Records from a data collection:
# # #

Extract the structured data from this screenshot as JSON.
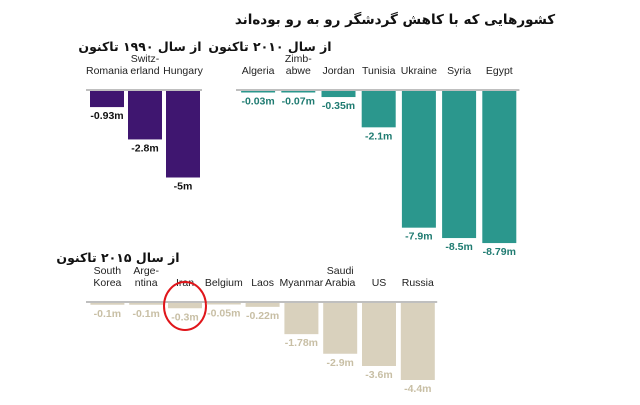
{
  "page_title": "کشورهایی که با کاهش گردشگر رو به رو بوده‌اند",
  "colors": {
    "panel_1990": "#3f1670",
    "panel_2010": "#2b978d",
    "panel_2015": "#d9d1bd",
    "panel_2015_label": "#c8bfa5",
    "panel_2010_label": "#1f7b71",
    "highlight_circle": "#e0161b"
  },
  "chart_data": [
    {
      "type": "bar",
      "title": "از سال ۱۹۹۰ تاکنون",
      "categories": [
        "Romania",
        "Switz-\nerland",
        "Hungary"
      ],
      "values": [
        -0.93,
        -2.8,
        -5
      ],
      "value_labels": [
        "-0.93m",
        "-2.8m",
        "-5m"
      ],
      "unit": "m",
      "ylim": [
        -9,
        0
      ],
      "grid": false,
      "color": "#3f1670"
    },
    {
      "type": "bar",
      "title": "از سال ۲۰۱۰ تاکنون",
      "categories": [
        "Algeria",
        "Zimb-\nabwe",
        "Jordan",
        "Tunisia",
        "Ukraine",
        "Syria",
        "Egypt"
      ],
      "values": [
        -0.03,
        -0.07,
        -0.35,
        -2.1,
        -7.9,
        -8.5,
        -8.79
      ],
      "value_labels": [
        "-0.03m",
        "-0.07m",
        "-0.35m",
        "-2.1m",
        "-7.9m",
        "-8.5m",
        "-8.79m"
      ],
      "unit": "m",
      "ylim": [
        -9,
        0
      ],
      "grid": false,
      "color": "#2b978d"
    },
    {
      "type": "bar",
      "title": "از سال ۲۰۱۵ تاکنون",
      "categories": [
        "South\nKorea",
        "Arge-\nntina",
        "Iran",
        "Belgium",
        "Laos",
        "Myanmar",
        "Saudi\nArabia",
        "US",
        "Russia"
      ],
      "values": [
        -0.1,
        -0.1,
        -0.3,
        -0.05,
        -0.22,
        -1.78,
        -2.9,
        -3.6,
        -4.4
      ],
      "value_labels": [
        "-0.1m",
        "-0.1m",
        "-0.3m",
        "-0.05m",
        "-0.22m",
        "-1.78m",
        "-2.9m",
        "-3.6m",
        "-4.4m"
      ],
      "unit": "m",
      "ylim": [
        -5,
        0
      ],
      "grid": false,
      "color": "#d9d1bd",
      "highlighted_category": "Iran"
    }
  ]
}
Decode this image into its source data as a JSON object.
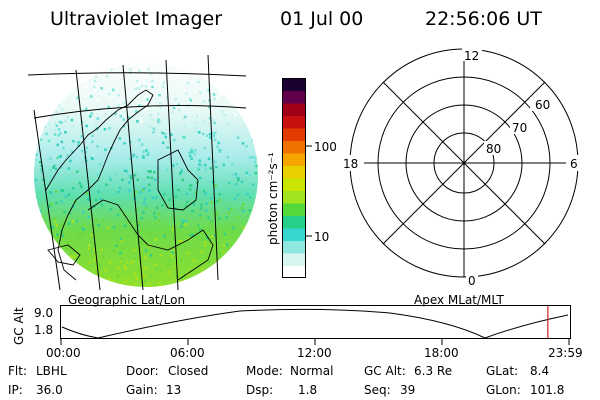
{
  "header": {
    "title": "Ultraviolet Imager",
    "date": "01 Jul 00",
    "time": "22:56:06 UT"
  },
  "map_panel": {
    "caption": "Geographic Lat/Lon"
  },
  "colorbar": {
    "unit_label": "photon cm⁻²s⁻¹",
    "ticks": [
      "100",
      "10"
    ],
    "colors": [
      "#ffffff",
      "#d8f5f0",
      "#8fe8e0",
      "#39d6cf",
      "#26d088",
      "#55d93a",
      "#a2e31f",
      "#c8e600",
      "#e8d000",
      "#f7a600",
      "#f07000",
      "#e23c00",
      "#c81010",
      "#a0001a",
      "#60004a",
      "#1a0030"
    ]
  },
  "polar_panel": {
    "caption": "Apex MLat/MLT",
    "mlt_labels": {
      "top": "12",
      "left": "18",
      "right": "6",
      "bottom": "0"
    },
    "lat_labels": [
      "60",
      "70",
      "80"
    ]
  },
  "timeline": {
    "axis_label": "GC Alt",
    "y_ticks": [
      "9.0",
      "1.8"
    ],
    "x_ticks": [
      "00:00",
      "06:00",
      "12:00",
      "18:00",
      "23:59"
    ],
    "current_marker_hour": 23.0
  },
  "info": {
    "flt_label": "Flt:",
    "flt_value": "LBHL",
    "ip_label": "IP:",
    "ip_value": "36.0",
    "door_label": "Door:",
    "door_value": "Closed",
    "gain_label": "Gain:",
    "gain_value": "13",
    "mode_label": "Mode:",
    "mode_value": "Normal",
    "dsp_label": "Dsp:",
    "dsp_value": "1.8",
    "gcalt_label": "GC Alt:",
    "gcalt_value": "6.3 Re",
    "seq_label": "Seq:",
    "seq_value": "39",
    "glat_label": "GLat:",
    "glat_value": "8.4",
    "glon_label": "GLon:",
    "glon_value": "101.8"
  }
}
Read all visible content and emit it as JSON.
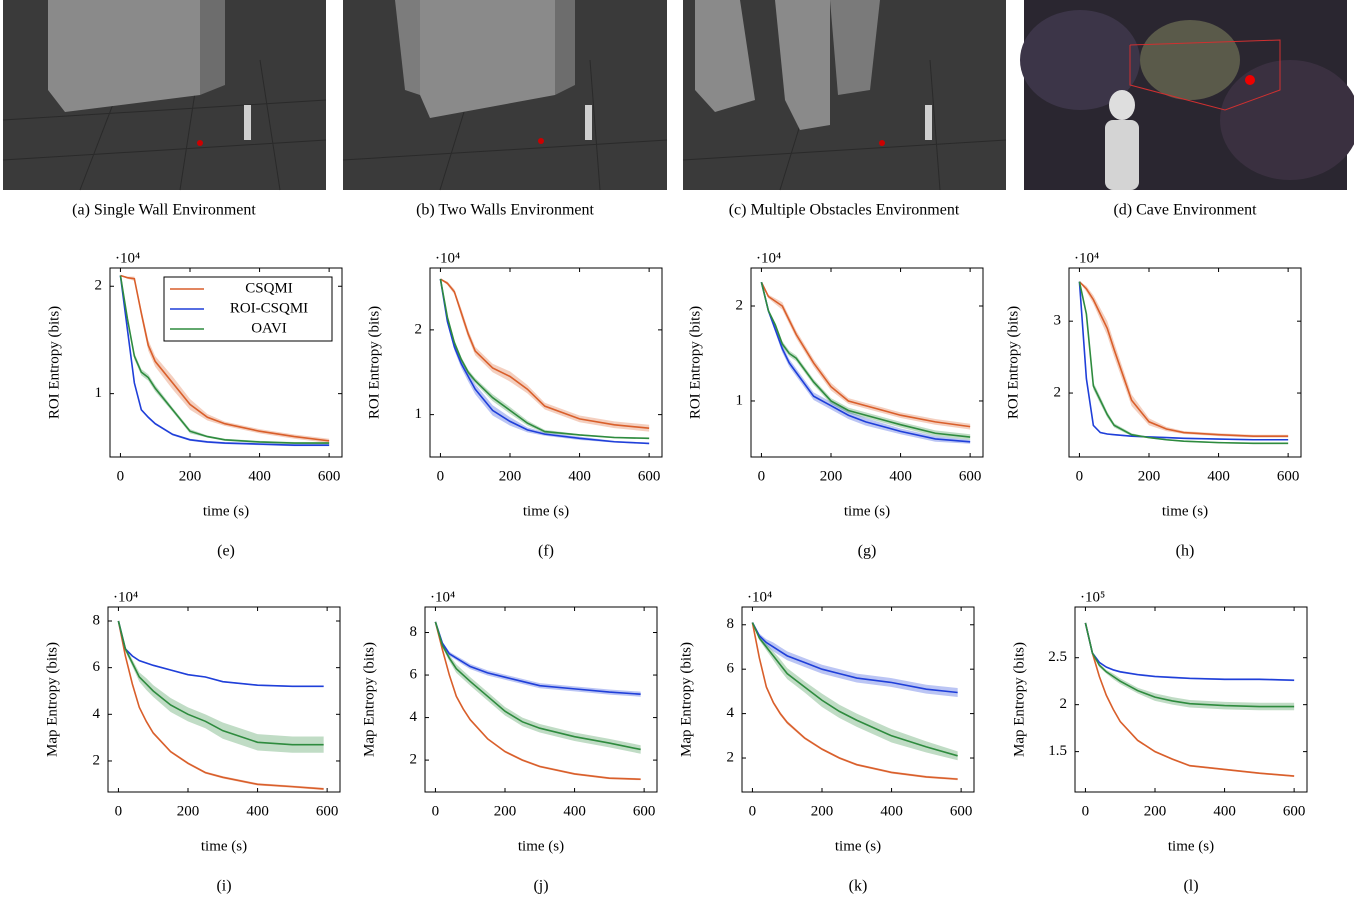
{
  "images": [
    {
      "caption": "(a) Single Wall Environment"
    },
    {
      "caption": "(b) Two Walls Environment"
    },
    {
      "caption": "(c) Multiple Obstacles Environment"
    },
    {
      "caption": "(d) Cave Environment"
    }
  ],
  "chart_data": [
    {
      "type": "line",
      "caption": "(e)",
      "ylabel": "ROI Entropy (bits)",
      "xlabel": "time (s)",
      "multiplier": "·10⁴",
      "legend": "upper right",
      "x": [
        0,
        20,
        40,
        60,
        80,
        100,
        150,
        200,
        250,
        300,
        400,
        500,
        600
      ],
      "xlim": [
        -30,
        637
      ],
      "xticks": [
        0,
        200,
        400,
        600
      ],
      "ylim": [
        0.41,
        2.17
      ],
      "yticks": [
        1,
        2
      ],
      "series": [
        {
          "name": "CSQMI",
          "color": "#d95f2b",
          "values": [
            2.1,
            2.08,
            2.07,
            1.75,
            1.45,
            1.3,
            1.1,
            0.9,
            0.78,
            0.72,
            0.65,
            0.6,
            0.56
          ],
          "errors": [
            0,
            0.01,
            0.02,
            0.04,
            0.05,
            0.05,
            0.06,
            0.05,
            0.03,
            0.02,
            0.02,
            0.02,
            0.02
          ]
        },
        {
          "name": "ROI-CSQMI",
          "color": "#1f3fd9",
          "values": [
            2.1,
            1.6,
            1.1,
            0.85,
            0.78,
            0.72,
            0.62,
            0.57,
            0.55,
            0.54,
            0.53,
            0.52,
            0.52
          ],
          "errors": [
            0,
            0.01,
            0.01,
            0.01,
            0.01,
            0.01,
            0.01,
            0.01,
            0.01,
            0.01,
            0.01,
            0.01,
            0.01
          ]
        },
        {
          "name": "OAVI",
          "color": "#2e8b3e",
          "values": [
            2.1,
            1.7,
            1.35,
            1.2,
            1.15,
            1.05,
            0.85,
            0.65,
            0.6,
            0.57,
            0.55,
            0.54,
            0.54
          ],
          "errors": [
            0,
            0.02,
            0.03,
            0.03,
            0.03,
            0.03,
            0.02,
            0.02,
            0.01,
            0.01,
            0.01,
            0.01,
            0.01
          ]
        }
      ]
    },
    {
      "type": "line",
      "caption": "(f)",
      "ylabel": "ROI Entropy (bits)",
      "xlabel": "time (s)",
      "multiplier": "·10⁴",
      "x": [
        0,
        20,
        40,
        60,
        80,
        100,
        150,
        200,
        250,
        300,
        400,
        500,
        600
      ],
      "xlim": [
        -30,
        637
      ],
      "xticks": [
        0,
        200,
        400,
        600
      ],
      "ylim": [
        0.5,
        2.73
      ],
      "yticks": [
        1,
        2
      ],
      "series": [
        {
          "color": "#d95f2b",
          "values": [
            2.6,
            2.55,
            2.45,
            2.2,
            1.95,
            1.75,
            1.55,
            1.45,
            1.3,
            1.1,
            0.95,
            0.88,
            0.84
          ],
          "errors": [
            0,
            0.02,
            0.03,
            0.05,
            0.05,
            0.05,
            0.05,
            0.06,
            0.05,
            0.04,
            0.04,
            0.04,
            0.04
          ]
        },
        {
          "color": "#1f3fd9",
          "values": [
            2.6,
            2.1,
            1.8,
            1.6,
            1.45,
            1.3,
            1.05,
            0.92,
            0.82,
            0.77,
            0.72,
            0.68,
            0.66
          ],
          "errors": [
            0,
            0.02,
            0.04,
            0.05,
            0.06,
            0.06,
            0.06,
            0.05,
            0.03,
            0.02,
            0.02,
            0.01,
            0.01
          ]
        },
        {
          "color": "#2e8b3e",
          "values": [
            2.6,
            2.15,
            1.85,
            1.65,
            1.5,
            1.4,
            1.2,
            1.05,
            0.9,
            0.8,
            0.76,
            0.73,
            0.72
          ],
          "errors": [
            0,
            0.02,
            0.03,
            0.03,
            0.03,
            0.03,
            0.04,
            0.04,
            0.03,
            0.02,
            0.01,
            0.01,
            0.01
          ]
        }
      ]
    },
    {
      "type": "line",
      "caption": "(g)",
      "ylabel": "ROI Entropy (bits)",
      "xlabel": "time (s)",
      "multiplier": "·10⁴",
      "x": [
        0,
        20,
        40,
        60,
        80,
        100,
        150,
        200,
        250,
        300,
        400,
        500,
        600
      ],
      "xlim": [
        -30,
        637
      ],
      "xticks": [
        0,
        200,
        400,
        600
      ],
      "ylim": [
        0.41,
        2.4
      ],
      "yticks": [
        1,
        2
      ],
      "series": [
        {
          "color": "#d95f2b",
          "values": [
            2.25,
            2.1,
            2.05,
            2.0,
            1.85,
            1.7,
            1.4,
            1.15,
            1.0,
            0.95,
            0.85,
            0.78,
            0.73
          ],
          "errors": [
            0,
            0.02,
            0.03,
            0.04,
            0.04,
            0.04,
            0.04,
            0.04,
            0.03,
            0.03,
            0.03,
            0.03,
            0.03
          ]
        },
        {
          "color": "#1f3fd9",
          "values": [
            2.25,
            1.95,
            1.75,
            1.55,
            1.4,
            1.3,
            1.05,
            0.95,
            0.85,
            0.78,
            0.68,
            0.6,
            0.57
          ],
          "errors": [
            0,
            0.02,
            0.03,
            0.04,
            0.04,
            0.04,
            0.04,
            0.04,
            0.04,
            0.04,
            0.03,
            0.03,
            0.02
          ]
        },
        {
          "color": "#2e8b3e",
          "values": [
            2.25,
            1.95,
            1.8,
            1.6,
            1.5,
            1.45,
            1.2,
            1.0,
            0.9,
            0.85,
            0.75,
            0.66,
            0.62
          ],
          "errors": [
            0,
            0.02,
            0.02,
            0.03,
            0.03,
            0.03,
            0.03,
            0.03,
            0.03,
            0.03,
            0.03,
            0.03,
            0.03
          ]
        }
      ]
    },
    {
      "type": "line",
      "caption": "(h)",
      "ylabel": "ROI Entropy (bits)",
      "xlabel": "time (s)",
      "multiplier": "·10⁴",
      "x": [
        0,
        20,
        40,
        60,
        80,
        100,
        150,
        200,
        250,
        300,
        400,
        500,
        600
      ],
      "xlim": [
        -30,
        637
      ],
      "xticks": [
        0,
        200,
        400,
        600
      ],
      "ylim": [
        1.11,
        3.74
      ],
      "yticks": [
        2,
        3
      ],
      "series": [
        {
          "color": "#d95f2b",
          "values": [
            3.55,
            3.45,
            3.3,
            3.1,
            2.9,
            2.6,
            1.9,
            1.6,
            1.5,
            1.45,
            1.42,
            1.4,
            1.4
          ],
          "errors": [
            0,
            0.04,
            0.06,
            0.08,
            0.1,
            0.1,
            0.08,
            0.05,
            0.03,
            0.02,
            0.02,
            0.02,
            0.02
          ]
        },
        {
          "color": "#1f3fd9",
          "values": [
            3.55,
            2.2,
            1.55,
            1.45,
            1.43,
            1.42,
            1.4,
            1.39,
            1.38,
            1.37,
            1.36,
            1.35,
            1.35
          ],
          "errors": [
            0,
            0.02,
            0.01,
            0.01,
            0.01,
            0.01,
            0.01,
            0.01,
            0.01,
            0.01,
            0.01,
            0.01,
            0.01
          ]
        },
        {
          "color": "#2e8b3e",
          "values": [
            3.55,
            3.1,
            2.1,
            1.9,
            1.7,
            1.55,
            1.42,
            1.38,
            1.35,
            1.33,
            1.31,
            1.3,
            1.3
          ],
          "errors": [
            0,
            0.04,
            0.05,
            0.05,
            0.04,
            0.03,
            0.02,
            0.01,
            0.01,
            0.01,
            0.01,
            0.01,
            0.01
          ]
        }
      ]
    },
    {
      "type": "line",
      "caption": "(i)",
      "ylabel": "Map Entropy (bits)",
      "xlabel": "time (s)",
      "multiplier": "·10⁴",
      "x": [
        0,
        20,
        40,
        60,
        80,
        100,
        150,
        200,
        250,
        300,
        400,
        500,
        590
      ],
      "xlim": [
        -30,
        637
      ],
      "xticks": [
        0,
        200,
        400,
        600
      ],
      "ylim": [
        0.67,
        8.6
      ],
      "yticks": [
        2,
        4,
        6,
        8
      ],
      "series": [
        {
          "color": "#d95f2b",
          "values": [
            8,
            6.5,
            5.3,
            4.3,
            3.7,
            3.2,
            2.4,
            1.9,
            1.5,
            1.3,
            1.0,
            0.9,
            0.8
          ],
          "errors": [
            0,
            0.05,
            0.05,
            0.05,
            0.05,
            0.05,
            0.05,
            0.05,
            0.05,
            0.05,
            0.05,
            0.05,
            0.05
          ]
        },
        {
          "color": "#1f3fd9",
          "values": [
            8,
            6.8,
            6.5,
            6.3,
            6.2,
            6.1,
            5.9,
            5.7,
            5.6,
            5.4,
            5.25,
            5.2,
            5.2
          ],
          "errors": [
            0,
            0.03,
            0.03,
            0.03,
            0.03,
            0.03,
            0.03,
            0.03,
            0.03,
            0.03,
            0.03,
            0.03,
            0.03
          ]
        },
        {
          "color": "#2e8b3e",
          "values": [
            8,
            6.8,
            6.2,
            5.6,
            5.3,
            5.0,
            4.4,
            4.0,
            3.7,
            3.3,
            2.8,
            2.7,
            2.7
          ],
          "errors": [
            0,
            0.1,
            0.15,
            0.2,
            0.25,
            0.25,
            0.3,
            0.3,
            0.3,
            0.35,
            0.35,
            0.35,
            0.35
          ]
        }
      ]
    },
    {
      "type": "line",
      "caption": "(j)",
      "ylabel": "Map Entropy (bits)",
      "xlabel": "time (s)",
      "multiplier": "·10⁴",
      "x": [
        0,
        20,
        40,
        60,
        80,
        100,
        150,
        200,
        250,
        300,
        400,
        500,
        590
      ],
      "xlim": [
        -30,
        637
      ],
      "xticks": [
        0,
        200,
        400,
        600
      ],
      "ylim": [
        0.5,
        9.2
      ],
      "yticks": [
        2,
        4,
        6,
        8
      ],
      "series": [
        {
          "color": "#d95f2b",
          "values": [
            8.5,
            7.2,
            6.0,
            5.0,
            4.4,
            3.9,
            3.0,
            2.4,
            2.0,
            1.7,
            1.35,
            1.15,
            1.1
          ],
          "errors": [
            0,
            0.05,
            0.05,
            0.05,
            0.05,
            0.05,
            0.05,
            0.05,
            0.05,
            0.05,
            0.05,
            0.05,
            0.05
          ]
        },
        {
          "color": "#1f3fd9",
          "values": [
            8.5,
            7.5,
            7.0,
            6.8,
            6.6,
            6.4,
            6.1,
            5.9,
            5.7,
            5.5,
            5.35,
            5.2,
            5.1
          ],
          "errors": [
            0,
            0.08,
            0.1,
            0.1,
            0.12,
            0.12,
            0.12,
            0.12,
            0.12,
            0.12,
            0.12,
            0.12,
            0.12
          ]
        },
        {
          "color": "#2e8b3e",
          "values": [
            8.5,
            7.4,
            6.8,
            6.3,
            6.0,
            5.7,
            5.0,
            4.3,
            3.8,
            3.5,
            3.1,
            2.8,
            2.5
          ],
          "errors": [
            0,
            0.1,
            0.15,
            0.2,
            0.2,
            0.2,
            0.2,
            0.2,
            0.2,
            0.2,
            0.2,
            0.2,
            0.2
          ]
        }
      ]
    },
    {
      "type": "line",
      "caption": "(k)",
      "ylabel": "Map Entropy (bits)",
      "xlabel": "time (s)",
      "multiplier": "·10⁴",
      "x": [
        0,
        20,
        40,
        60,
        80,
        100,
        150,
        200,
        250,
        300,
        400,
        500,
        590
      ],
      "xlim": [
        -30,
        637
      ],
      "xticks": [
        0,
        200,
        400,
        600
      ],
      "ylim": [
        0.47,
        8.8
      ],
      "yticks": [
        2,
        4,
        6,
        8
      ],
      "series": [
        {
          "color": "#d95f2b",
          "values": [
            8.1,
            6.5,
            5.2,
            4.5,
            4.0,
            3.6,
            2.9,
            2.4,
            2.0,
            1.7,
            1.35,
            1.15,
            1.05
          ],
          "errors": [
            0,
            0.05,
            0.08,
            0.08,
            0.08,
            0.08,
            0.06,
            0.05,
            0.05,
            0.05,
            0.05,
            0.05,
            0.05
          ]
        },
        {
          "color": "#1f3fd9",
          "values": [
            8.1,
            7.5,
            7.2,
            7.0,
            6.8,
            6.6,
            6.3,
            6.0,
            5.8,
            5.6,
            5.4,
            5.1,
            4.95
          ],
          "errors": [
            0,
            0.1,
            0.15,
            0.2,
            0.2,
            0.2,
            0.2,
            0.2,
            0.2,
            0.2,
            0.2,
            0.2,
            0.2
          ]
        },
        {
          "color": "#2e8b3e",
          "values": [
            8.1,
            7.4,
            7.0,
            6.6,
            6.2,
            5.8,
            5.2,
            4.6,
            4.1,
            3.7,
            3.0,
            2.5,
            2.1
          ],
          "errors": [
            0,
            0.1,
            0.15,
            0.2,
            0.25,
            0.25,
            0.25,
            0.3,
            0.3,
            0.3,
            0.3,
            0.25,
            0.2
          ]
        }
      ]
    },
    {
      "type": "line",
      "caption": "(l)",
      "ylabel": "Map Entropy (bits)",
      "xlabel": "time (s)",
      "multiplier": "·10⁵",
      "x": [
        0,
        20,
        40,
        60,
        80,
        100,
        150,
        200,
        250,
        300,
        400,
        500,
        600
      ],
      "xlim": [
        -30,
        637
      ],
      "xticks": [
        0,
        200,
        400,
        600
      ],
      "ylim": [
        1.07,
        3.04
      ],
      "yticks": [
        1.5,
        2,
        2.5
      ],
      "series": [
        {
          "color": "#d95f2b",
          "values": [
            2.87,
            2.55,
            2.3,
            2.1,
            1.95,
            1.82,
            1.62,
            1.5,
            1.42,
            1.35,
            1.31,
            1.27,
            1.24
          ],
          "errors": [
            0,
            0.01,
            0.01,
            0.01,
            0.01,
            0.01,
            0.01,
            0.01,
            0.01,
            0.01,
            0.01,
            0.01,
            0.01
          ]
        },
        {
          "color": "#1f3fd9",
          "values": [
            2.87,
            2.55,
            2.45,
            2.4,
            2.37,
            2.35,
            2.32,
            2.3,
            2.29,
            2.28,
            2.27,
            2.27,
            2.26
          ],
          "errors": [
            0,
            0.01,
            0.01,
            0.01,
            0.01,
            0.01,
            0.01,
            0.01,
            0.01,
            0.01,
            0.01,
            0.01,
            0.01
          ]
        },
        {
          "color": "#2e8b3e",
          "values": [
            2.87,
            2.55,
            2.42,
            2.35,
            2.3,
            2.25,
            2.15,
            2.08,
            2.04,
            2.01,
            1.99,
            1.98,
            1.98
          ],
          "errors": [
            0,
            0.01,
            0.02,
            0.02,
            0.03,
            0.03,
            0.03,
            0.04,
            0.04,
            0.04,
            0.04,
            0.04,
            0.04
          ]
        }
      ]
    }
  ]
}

# # #

• **What the exercise asks**: Find and copy each line above that includes the string "Environment".

• **Answer to the problem**:
      "caption": "(a) Single Wall Environment"
      "caption": "(b) Two Walls Environment"
      "caption": "(c) Multiple Obstacles Environment"
      "caption": "(d) Cave Environment"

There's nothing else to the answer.